■ Problem requirements:
Find the word "simple" in the records below. List each line containing it.
━━━━━━━━━━━━━━━━━━━━
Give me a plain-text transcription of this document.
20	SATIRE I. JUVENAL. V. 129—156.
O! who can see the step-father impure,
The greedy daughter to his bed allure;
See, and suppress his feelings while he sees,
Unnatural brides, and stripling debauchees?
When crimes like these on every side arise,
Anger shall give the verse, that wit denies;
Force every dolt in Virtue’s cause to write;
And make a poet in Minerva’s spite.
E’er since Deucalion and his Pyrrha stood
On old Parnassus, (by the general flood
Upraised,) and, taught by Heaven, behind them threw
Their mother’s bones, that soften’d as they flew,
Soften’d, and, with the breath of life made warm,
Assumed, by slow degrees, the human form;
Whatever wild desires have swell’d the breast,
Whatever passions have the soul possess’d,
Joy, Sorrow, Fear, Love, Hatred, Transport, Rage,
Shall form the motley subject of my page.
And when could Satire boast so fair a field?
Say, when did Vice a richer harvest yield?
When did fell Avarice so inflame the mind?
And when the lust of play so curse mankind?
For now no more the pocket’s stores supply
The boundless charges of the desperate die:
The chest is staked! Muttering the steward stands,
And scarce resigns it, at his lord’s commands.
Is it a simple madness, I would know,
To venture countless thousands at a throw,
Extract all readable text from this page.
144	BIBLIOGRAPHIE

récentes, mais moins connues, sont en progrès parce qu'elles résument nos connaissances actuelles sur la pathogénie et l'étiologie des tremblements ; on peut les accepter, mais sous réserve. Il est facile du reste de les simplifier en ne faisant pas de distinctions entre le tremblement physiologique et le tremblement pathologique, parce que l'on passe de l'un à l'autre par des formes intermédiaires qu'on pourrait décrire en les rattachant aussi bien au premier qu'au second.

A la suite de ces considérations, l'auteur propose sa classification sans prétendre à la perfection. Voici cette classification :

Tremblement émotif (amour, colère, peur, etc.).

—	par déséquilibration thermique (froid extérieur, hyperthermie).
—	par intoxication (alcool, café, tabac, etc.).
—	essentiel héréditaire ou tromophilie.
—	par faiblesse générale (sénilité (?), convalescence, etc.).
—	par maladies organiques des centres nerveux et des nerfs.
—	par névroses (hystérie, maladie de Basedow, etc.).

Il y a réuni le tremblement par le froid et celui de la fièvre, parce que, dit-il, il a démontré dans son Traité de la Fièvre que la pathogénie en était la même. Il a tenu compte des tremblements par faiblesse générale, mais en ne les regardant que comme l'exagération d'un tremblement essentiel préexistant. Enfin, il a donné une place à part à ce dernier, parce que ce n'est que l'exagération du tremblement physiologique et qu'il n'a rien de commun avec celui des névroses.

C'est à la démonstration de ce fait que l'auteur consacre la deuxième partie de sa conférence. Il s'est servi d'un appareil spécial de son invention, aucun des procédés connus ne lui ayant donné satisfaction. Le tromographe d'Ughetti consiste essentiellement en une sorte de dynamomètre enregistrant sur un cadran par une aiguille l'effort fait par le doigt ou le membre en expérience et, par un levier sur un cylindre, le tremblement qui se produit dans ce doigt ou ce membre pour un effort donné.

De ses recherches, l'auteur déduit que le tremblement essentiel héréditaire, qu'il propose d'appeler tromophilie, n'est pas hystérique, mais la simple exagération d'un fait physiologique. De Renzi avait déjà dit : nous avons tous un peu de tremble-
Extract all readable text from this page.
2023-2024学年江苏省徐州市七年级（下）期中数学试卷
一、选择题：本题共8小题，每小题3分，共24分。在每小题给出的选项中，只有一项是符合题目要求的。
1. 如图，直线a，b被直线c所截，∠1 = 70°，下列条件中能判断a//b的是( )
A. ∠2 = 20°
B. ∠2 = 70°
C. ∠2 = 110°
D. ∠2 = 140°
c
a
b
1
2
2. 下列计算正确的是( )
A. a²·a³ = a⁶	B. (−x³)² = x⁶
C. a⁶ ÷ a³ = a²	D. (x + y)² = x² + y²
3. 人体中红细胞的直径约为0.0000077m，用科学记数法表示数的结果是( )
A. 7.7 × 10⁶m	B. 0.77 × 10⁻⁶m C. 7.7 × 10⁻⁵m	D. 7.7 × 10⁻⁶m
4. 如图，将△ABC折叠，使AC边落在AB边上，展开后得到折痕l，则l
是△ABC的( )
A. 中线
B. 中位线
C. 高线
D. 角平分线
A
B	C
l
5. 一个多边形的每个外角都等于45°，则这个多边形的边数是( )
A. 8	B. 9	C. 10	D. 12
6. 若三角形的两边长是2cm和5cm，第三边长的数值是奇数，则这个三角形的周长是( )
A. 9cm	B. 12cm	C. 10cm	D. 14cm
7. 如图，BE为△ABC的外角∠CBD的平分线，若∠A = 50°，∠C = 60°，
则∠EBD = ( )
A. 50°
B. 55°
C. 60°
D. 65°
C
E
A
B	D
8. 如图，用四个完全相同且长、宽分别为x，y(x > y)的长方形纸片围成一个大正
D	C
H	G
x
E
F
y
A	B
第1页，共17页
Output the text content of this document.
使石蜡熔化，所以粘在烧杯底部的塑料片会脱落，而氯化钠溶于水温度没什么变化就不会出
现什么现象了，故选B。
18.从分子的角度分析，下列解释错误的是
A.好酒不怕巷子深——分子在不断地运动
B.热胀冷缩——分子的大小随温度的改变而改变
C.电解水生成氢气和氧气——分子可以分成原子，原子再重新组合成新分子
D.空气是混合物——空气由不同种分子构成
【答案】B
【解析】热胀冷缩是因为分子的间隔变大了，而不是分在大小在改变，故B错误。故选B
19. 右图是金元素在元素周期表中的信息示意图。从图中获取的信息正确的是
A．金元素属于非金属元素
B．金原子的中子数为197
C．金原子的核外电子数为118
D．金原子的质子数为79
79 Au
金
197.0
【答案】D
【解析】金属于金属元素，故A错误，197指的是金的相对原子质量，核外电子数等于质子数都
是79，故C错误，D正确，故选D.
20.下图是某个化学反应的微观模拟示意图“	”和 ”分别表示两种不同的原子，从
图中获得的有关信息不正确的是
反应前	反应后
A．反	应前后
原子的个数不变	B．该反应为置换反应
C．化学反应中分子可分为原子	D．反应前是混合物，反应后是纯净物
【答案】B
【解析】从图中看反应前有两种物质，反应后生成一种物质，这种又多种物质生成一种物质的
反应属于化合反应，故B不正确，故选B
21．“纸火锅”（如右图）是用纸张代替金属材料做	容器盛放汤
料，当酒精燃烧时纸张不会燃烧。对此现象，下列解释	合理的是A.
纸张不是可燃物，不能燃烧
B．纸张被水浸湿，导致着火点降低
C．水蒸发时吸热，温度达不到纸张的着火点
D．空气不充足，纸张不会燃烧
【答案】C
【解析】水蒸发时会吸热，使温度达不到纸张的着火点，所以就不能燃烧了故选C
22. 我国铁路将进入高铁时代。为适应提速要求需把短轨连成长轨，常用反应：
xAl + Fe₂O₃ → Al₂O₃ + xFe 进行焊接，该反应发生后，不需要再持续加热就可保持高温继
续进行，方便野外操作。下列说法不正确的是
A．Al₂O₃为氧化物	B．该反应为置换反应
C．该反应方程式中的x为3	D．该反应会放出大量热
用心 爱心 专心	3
━━━━━━━━━━━━━━━━━━━━
■ Exercise output:
Is it a simple madness, I would know,
De ses recherches, l'auteur déduit que le tremblement essentiel héréditaire, qu'il propose d'appeler tromophilie, n'est pas hystérique, mais la simple exagération d'un fait physiologique. De Renzi avait déjà dit : nous avons tous un peu de tremble-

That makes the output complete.